§ Given problem
Will you print the material below without altering a single character?

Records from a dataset
########################################
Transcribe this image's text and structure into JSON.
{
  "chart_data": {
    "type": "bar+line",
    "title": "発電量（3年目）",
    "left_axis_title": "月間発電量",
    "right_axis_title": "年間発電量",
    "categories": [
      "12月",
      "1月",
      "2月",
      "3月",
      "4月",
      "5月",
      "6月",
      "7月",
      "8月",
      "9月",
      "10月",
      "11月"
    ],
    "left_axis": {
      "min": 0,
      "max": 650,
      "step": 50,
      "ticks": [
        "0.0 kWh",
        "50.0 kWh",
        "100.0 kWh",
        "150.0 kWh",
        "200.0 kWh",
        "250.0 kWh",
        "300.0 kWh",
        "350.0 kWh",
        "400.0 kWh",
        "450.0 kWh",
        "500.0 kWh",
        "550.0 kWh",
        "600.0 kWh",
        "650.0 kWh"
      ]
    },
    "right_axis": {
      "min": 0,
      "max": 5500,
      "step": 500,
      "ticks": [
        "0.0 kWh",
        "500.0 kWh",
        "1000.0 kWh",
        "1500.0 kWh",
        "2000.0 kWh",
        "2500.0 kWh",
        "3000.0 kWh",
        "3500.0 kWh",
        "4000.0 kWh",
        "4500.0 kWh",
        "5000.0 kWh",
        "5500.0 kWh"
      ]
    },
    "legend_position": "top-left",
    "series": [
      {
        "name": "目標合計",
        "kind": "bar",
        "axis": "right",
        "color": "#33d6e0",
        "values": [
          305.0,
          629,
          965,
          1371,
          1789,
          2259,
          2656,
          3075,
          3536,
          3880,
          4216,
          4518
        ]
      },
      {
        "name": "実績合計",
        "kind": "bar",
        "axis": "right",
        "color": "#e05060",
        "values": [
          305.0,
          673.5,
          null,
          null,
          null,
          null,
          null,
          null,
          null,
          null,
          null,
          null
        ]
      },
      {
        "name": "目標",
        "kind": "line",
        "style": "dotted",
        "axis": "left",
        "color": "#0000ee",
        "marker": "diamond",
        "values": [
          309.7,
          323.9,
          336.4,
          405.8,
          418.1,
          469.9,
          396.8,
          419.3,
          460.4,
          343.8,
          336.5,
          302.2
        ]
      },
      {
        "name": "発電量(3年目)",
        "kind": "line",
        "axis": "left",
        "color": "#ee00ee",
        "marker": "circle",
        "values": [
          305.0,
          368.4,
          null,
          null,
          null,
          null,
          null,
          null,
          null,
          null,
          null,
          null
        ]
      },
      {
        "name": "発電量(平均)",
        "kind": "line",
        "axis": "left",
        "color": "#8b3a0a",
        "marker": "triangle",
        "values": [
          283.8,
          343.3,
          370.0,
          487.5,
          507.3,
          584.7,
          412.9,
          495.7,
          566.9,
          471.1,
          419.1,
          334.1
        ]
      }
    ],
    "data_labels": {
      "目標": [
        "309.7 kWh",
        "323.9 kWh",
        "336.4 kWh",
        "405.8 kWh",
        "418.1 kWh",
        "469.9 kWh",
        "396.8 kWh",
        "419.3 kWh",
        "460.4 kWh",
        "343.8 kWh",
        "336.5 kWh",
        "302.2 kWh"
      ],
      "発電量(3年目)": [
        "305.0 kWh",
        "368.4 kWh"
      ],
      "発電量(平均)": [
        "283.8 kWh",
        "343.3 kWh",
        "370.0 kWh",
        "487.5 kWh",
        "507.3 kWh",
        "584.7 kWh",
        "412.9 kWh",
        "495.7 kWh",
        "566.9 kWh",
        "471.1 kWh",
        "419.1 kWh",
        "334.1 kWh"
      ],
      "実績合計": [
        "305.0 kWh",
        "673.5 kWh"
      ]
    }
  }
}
########################################
§ Exercise solution
Transcribe this image's text and structure into JSON.
{
  "chart_data": {
    "type": "bar+line",
    "title": "発電量（3年目）",
    "left_axis_title": "月間発電量",
    "right_axis_title": "年間発電量",
    "categories": [
      "12月",
      "1月",
      "2月",
      "3月",
      "4月",
      "5月",
      "6月",
      "7月",
      "8月",
      "9月",
      "10月",
      "11月"
    ],
    "left_axis": {
      "min": 0,
      "max": 650,
      "step": 50,
      "ticks": [
        "0.0 kWh",
        "50.0 kWh",
        "100.0 kWh",
        "150.0 kWh",
        "200.0 kWh",
        "250.0 kWh",
        "300.0 kWh",
        "350.0 kWh",
        "400.0 kWh",
        "450.0 kWh",
        "500.0 kWh",
        "550.0 kWh",
        "600.0 kWh",
        "650.0 kWh"
      ]
    },
    "right_axis": {
      "min": 0,
      "max": 5500,
      "step": 500,
      "ticks": [
        "0.0 kWh",
        "500.0 kWh",
        "1000.0 kWh",
        "1500.0 kWh",
        "2000.0 kWh",
        "2500.0 kWh",
        "3000.0 kWh",
        "3500.0 kWh",
        "4000.0 kWh",
        "4500.0 kWh",
        "5000.0 kWh",
        "5500.0 kWh"
      ]
    },
    "legend_position": "top-left",
    "series": [
      {
        "name": "目標合計",
        "kind": "bar",
        "axis": "right",
        "color": "#33d6e0",
        "values": [
          305.0,
          629,
          965,
          1371,
          1789,
          2259,
          2656,
          3075,
          3536,
          3880,
          4216,
          4518
        ]
      },
      {
        "name": "実績合計",
        "kind": "bar",
        "axis": "right",
        "color": "#e05060",
        "values": [
          305.0,
          673.5,
          null,
          null,
          null,
          null,
          null,
          null,
          null,
          null,
          null,
          null
        ]
      },
      {
        "name": "目標",
        "kind": "line",
        "style": "dotted",
        "axis": "left",
        "color": "#0000ee",
        "marker": "diamond",
        "values": [
          309.7,
          323.9,
          336.4,
          405.8,
          418.1,
          469.9,
          396.8,
          419.3,
          460.4,
          343.8,
          336.5,
          302.2
        ]
      },
      {
        "name": "発電量(3年目)",
        "kind": "line",
        "axis": "left",
        "color": "#ee00ee",
        "marker": "circle",
        "values": [
          305.0,
          368.4,
          null,
          null,
          null,
          null,
          null,
          null,
          null,
          null,
          null,
          null
        ]
      },
      {
        "name": "発電量(平均)",
        "kind": "line",
        "axis": "left",
        "color": "#8b3a0a",
        "marker": "triangle",
        "values": [
          283.8,
          343.3,
          370.0,
          487.5,
          507.3,
          584.7,
          412.9,
          495.7,
          566.9,
          471.1,
          419.1,
          334.1
        ]
      }
    ],
    "data_labels": {
      "目標": [
        "309.7 kWh",
        "323.9 kWh",
        "336.4 kWh",
        "405.8 kWh",
        "418.1 kWh",
        "469.9 kWh",
        "396.8 kWh",
        "419.3 kWh",
        "460.4 kWh",
        "343.8 kWh",
        "336.5 kWh",
        "302.2 kWh"
      ],
      "発電量(3年目)": [
        "305.0 kWh",
        "368.4 kWh"
      ],
      "発電量(平均)": [
        "283.8 kWh",
        "343.3 kWh",
        "370.0 kWh",
        "487.5 kWh",
        "507.3 kWh",
        "584.7 kWh",
        "412.9 kWh",
        "495.7 kWh",
        "566.9 kWh",
        "471.1 kWh",
        "419.1 kWh",
        "334.1 kWh"
      ],
      "実績合計": [
        "305.0 kWh",
        "673.5 kWh"
      ]
    }
  }
}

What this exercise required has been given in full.